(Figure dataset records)
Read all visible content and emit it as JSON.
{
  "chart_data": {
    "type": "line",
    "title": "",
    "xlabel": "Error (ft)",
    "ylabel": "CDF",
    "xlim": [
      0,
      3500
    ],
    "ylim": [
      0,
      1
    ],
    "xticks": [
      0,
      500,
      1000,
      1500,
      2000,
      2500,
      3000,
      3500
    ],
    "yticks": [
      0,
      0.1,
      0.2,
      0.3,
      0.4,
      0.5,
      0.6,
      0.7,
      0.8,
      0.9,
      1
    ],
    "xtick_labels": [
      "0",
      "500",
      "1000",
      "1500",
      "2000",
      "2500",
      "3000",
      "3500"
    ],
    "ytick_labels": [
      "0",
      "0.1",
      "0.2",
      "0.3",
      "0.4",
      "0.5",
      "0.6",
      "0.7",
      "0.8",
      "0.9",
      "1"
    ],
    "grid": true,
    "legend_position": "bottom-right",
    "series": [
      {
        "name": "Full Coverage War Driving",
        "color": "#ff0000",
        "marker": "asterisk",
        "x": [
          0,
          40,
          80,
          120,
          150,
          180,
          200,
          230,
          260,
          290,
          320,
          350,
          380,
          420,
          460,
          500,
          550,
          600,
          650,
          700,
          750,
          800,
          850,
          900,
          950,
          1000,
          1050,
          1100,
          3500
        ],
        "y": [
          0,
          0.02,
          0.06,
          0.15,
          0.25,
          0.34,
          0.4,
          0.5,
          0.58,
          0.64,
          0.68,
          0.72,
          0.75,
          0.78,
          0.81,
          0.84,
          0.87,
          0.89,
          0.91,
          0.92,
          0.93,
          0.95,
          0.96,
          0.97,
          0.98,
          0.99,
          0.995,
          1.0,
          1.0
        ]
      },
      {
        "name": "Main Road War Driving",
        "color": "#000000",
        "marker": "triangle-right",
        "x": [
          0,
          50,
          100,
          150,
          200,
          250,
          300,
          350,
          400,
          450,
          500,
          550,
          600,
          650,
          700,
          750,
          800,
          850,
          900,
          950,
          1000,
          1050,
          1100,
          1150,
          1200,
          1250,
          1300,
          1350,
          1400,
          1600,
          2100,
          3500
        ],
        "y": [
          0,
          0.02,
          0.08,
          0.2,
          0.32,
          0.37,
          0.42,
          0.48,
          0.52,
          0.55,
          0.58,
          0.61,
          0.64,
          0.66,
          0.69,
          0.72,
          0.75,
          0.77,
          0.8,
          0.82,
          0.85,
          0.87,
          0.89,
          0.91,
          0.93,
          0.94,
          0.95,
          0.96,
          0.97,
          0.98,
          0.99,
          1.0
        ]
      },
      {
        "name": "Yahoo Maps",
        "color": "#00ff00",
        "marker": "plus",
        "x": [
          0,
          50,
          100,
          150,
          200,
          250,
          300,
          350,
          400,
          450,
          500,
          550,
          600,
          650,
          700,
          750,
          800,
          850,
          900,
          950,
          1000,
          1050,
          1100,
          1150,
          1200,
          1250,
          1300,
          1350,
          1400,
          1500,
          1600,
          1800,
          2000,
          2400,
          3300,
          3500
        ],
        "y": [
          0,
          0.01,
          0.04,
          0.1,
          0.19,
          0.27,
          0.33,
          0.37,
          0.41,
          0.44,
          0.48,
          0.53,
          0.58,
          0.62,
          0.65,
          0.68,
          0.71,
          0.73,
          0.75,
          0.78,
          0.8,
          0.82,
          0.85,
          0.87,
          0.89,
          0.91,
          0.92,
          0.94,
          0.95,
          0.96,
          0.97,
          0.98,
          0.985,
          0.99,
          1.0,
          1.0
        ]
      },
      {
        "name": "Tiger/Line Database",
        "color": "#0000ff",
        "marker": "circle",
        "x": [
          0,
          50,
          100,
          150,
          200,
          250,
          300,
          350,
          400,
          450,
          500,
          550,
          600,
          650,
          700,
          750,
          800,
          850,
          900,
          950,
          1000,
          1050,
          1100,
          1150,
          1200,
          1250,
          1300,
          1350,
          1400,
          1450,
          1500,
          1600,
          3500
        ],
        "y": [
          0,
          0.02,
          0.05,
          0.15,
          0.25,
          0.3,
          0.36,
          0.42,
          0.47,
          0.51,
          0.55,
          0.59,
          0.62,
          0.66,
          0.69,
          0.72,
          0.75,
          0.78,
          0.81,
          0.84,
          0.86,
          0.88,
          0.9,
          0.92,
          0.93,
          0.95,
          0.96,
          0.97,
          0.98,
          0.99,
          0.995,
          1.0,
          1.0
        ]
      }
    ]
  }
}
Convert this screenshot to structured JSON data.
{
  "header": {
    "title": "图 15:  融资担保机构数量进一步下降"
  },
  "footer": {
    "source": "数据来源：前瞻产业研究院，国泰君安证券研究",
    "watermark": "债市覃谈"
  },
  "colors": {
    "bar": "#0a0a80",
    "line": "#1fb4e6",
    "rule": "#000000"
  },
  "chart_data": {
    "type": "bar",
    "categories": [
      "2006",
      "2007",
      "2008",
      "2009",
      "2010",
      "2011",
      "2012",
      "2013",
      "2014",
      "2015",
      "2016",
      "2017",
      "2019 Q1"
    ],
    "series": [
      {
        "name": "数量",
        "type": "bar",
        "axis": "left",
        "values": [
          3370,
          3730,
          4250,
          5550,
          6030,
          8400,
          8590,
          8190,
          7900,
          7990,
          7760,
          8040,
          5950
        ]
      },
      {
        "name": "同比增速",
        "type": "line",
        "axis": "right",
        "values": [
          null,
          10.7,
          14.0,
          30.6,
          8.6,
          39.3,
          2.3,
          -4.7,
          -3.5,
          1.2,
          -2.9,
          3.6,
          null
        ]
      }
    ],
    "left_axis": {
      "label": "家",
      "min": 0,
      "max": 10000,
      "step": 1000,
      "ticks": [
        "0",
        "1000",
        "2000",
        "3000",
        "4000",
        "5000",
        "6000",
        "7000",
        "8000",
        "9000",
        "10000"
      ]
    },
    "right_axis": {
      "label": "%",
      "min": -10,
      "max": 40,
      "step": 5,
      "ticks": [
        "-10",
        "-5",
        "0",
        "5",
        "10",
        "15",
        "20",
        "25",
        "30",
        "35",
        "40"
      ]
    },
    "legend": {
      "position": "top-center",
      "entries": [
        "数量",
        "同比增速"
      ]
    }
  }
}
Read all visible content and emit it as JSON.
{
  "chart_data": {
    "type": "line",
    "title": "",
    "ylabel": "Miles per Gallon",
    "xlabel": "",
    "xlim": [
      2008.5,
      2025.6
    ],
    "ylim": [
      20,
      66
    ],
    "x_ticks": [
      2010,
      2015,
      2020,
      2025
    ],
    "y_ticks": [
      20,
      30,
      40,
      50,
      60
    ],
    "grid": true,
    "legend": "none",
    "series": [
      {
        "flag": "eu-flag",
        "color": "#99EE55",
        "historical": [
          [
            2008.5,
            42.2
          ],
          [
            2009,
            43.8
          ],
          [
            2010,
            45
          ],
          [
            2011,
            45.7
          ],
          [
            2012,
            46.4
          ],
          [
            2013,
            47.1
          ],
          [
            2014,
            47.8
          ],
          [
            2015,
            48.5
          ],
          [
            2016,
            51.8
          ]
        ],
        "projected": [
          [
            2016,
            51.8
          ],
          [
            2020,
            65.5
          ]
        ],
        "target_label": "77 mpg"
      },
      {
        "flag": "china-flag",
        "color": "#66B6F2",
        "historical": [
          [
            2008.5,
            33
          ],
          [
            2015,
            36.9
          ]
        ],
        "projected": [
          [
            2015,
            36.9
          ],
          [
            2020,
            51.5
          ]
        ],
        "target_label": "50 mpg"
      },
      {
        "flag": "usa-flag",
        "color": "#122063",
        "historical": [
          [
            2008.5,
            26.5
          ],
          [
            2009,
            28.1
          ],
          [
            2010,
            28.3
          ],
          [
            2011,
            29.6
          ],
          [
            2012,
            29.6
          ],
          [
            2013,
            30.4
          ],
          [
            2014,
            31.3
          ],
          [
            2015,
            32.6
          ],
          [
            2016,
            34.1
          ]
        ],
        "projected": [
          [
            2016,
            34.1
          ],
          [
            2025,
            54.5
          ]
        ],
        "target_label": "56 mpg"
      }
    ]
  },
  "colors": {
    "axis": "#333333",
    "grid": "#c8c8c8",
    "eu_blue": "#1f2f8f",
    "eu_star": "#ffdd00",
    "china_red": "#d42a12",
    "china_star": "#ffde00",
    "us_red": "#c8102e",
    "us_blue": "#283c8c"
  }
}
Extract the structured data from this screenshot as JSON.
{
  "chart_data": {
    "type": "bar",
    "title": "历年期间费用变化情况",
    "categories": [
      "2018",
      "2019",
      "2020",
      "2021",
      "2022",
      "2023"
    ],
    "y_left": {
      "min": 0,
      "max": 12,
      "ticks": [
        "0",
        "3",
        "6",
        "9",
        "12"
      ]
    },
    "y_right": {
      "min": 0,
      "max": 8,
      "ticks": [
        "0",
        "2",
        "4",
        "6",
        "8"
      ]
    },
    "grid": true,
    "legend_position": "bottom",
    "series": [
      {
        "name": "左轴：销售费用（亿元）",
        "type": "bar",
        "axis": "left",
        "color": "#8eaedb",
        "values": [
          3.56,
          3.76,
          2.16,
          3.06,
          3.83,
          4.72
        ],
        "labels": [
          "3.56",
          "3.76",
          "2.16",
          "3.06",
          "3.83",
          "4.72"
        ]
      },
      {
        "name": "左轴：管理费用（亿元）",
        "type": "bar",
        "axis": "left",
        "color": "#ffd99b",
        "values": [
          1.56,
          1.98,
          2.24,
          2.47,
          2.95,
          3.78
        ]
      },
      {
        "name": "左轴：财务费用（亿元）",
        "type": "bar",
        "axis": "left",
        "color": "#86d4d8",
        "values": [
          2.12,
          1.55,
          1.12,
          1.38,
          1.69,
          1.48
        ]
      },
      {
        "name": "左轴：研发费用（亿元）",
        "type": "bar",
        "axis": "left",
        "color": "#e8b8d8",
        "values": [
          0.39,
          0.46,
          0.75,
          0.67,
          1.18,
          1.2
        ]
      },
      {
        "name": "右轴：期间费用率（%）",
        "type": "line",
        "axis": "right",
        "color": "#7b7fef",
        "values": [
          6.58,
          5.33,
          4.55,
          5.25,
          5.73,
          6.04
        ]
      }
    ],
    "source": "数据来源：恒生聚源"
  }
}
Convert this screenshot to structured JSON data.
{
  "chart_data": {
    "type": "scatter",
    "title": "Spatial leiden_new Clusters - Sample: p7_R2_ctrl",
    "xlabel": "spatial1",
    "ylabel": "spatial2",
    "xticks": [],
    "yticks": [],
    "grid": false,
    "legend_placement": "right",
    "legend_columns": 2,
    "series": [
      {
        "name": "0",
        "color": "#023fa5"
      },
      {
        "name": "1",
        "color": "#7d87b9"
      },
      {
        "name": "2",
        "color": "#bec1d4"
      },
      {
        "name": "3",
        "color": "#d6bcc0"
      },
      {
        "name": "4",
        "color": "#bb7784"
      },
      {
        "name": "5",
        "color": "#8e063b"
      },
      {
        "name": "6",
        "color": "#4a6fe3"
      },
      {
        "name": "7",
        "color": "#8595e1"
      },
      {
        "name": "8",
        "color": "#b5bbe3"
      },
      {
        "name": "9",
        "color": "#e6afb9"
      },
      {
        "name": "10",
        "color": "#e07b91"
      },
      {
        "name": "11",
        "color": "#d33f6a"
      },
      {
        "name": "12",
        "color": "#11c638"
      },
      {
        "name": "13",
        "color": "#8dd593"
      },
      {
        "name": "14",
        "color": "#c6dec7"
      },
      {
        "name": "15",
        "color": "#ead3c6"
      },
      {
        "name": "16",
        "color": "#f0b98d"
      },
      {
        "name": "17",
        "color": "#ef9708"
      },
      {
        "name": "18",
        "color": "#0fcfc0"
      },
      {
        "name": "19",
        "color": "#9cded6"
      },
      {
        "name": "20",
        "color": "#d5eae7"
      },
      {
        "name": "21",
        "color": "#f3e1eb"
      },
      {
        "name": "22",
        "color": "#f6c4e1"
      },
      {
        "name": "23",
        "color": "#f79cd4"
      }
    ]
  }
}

- _Aim of the exercise_
From the data above, copy each line that has the string "title".

- _Response to the exercise_
    "title": "",
    "title": "图 15:  融资担保机构数量进一步下降"
    "title": "",
    "title": "历年期间费用变化情况",
    "title": "Spatial leiden_new Clusters - Sample: p7_R2_ctrl",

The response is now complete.